----- Material shown

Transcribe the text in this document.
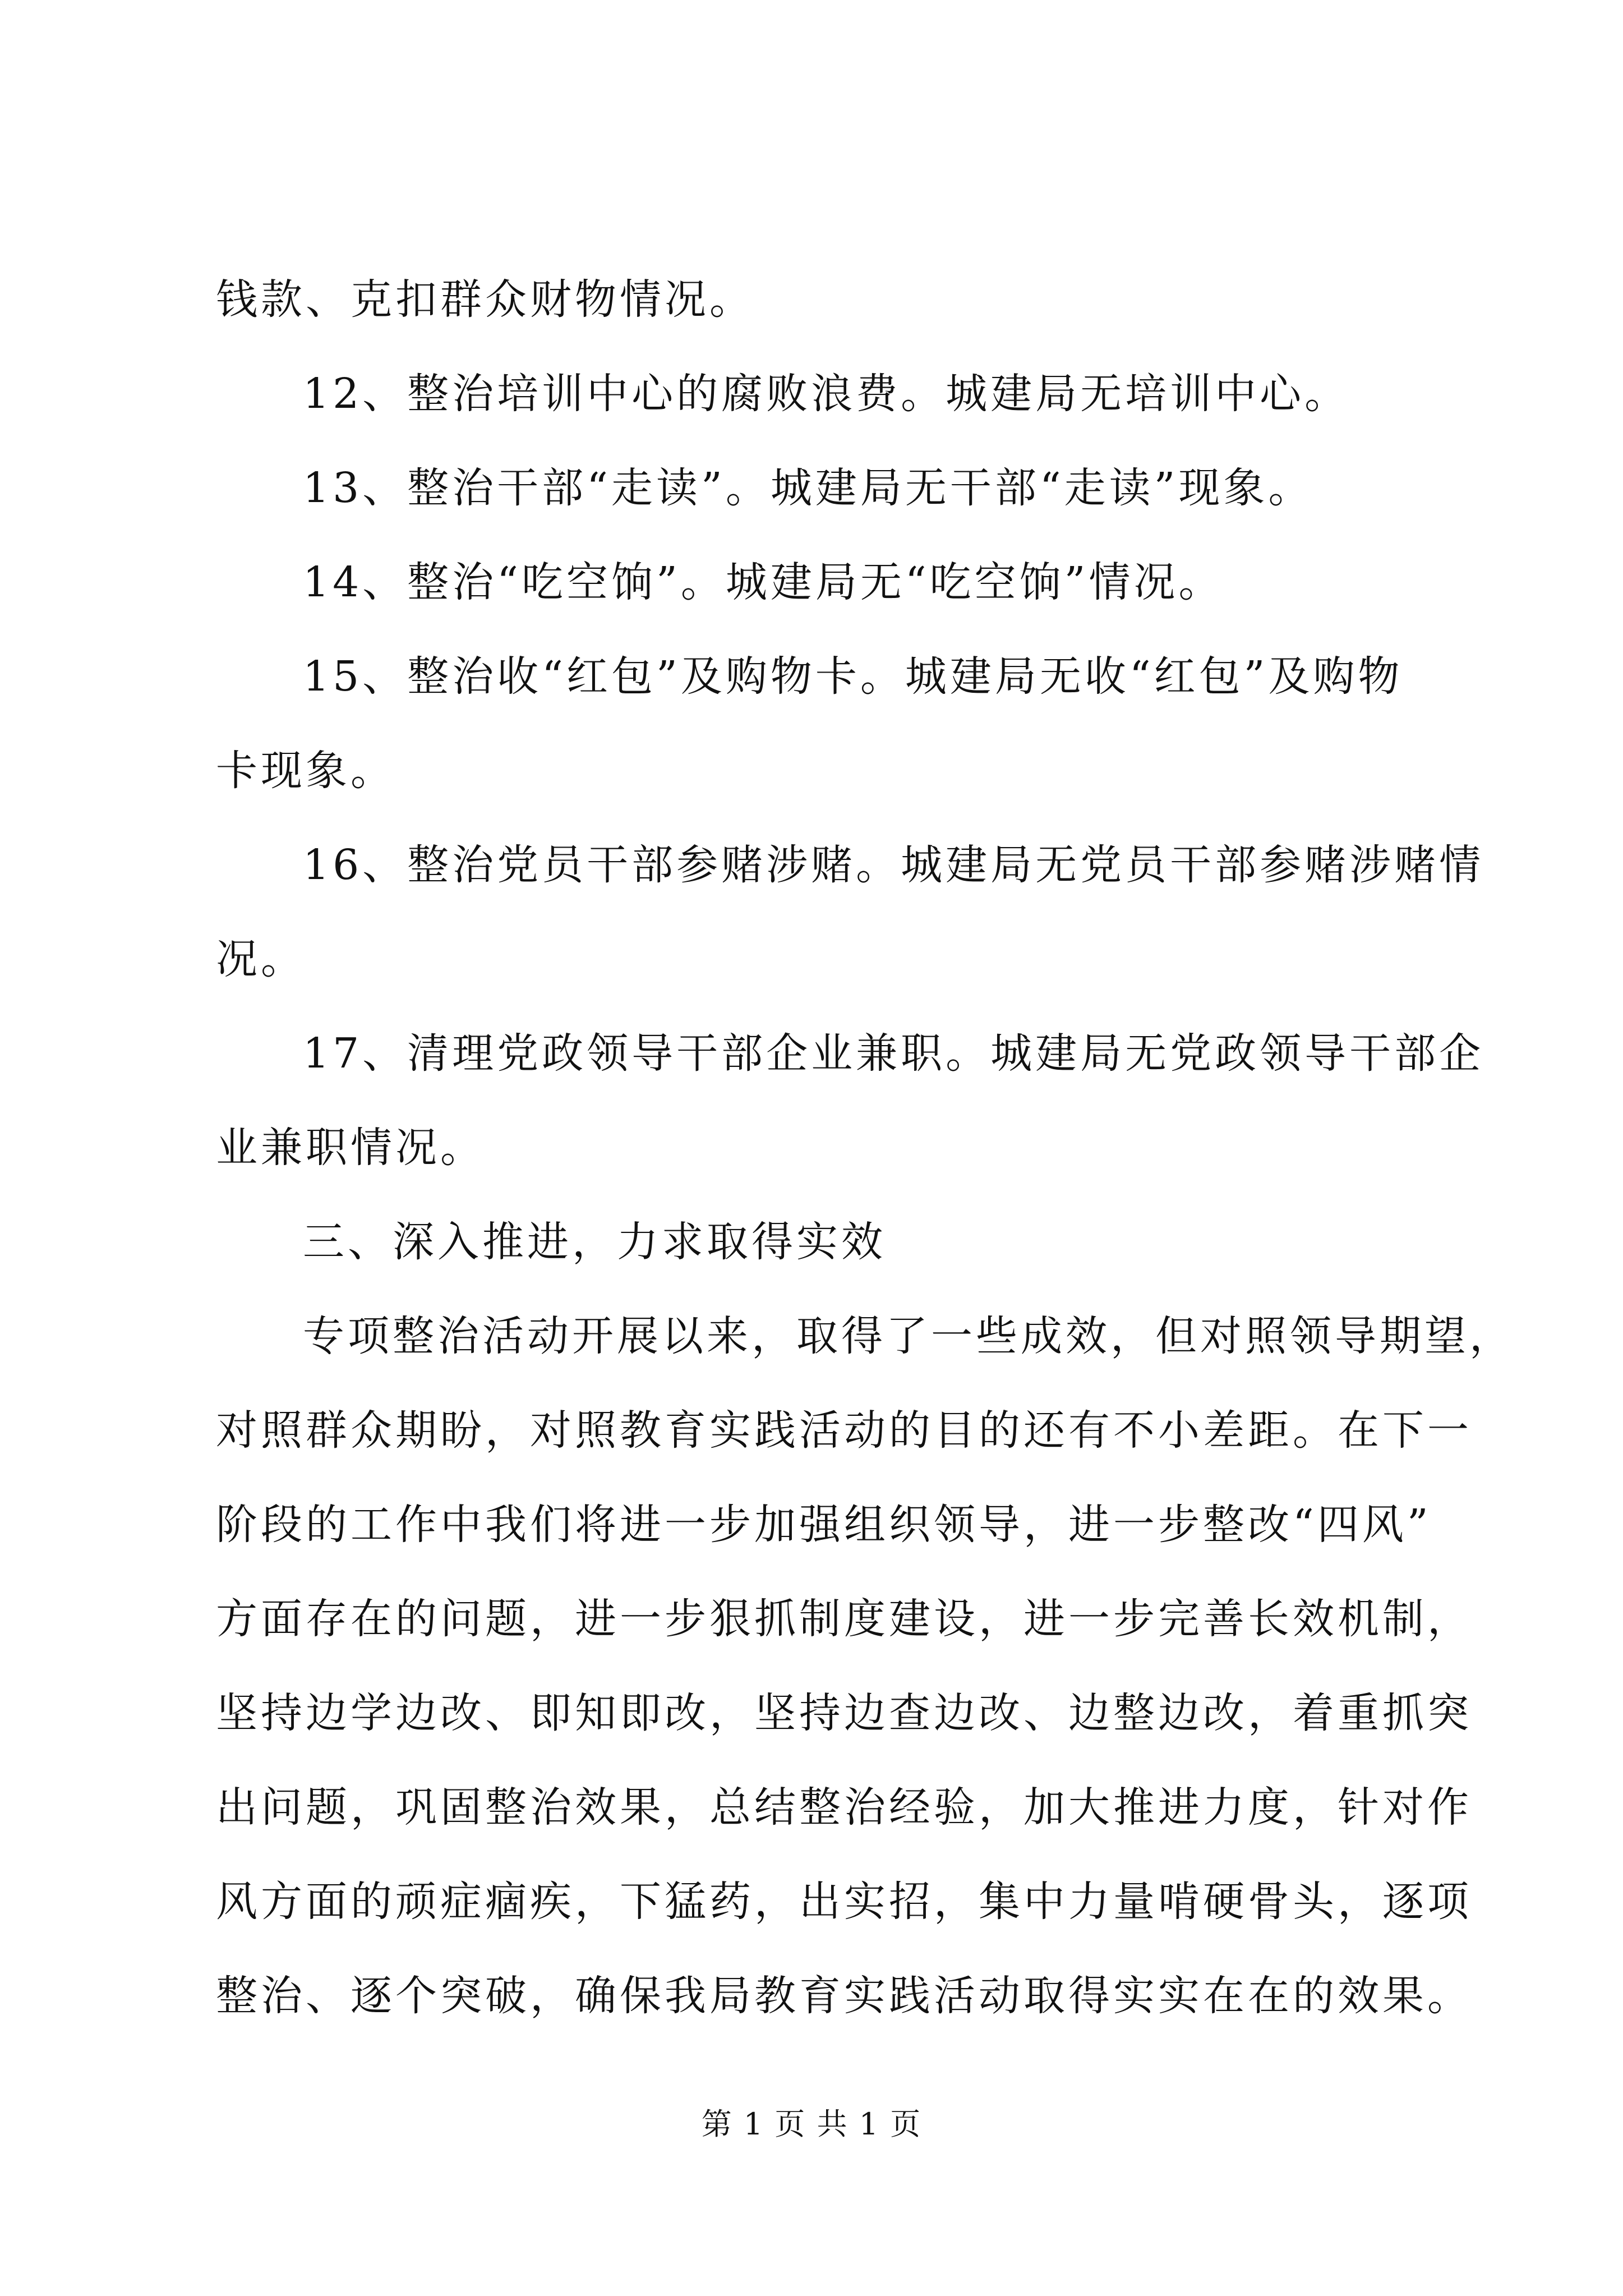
钱款、克扣群众财物情况。
12、整治培训中心的腐败浪费。城建局无培训中心。
13、整治干部“走读”。城建局无干部“走读”现象。
14、整治“吃空饷”。城建局无“吃空饷”情况。
15、整治收“红包”及购物卡。城建局无收“红包”及购物
卡现象。
16、整治党员干部参赌涉赌。城建局无党员干部参赌涉赌情
况。
17、清理党政领导干部企业兼职。城建局无党政领导干部企
业兼职情况。
三、深入推进，力求取得实效
专项整治活动开展以来，取得了一些成效，但对照领导期望，
对照群众期盼，对照教育实践活动的目的还有不小差距。在下一
阶段的工作中我们将进一步加强组织领导，进一步整改“四风”
方面存在的问题，进一步狠抓制度建设，进一步完善长效机制，
坚持边学边改、即知即改，坚持边查边改、边整边改，着重抓突
出问题，巩固整治效果，总结整治经验，加大推进力度，针对作
风方面的顽症痼疾，下猛药，出实招，集中力量啃硬骨头，逐项
整治、逐个突破，确保我局教育实践活动取得实实在在的效果。
第 1 页 共 1 页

----------

# Work required
Nothing in the entries above should change when they are printed again, except that the pictures are dropped.

# Complete answer
Transcribe the text in this document.
钱款、克扣群众财物情况。
12、整治培训中心的腐败浪费。城建局无培训中心。
13、整治干部“走读”。城建局无干部“走读”现象。
14、整治“吃空饷”。城建局无“吃空饷”情况。
15、整治收“红包”及购物卡。城建局无收“红包”及购物
卡现象。
16、整治党员干部参赌涉赌。城建局无党员干部参赌涉赌情
况。
17、清理党政领导干部企业兼职。城建局无党政领导干部企
业兼职情况。
三、深入推进，力求取得实效
专项整治活动开展以来，取得了一些成效，但对照领导期望，
对照群众期盼，对照教育实践活动的目的还有不小差距。在下一
阶段的工作中我们将进一步加强组织领导，进一步整改“四风”
方面存在的问题，进一步狠抓制度建设，进一步完善长效机制，
坚持边学边改、即知即改，坚持边查边改、边整边改，着重抓突
出问题，巩固整治效果，总结整治经验，加大推进力度，针对作
风方面的顽症痼疾，下猛药，出实招，集中力量啃硬骨头，逐项
整治、逐个突破，确保我局教育实践活动取得实实在在的效果。
第 1 页 共 1 页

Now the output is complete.